Gather from the material every line that contains the string "title".

(Data items)
╔══
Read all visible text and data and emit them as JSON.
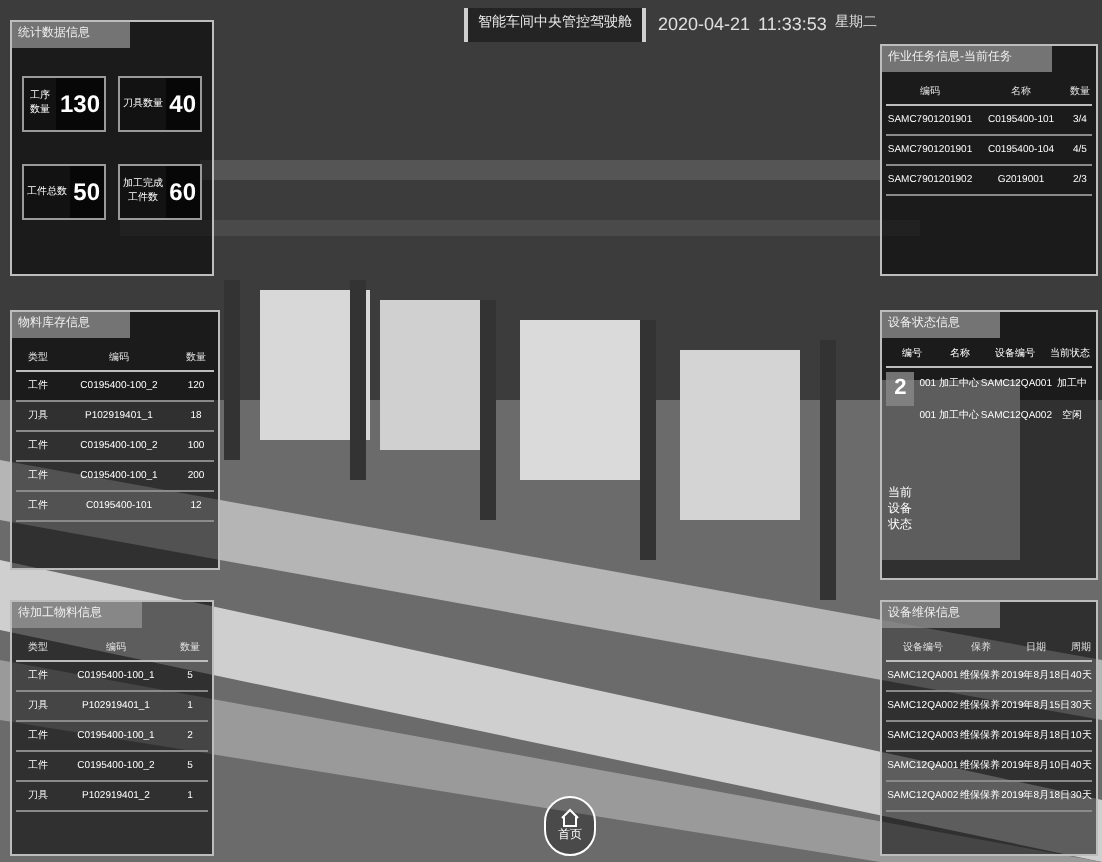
{
  "header": {
    "title": "智能车间中央管控驾驶舱",
    "date": "2020-04-21",
    "time": "11:33:53",
    "weekday": "星期二"
  },
  "stats_panel": {
    "title": "统计数据信息",
    "stats": [
      {
        "label": "工序数量",
        "value": "130"
      },
      {
        "label": "刀具数量",
        "value": "40"
      },
      {
        "label": "工件总数",
        "value": "50"
      },
      {
        "label": "加工完成工件数",
        "value": "60"
      }
    ]
  },
  "left_middle": {
    "title": "物料库存信息",
    "columns": [
      "类型",
      "编码",
      "数量"
    ],
    "rows": [
      [
        "工件",
        "C0195400-100_2",
        "120"
      ],
      [
        "刀具",
        "P102919401_1",
        "18"
      ],
      [
        "工件",
        "C0195400-100_2",
        "100"
      ],
      [
        "工件",
        "C0195400-100_1",
        "200"
      ],
      [
        "工件",
        "C0195400-101",
        "12"
      ]
    ]
  },
  "left_bottom": {
    "title": "待加工物料信息",
    "columns": [
      "类型",
      "编码",
      "数量"
    ],
    "rows": [
      [
        "工件",
        "C0195400-100_1",
        "5"
      ],
      [
        "刀具",
        "P102919401_1",
        "1"
      ],
      [
        "工件",
        "C0195400-100_1",
        "2"
      ],
      [
        "工件",
        "C0195400-100_2",
        "5"
      ],
      [
        "刀具",
        "P102919401_2",
        "1"
      ]
    ]
  },
  "right_top": {
    "title": "作业任务信息-当前任务",
    "columns": [
      "编码",
      "名称",
      "数量"
    ],
    "rows": [
      [
        "SAMC7901201901",
        "C0195400-101",
        "3/4"
      ],
      [
        "SAMC7901201901",
        "C0195400-104",
        "4/5"
      ],
      [
        "SAMC7901201902",
        "G2019001",
        "2/3"
      ]
    ]
  },
  "right_middle": {
    "title": "设备状态信息",
    "columns": [
      "编号",
      "名称",
      "设备编号",
      "当前状态"
    ],
    "rows": [
      [
        "001",
        "加工中心",
        "SAMC12QA001",
        "加工中"
      ],
      [
        "001",
        "加工中心",
        "SAMC12QA002",
        "空闲"
      ]
    ],
    "badge": "2",
    "caption": "当前设备状态"
  },
  "right_bottom": {
    "title": "设备维保信息",
    "columns": [
      "设备编号",
      "保养",
      "日期",
      "周期"
    ],
    "rows": [
      [
        "SAMC12QA001",
        "维保保养",
        "2019年8月18日",
        "40天"
      ],
      [
        "SAMC12QA002",
        "维保保养",
        "2019年8月15日",
        "30天"
      ],
      [
        "SAMC12QA003",
        "维保保养",
        "2019年8月18日",
        "10天"
      ],
      [
        "SAMC12QA001",
        "维保保养",
        "2019年8月10日",
        "40天"
      ],
      [
        "SAMC12QA002",
        "维保保养",
        "2019年8月18日",
        "30天"
      ]
    ]
  },
  "home_button": {
    "label": "首页"
  }
}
╚══
§ Answer to the problem
    "title": "智能车间中央管控驾驶舱",
    "title": "统计数据信息",
    "title": "物料库存信息",
    "title": "待加工物料信息",
    "title": "作业任务信息-当前任务",
    "title": "设备状态信息",
    "title": "设备维保信息",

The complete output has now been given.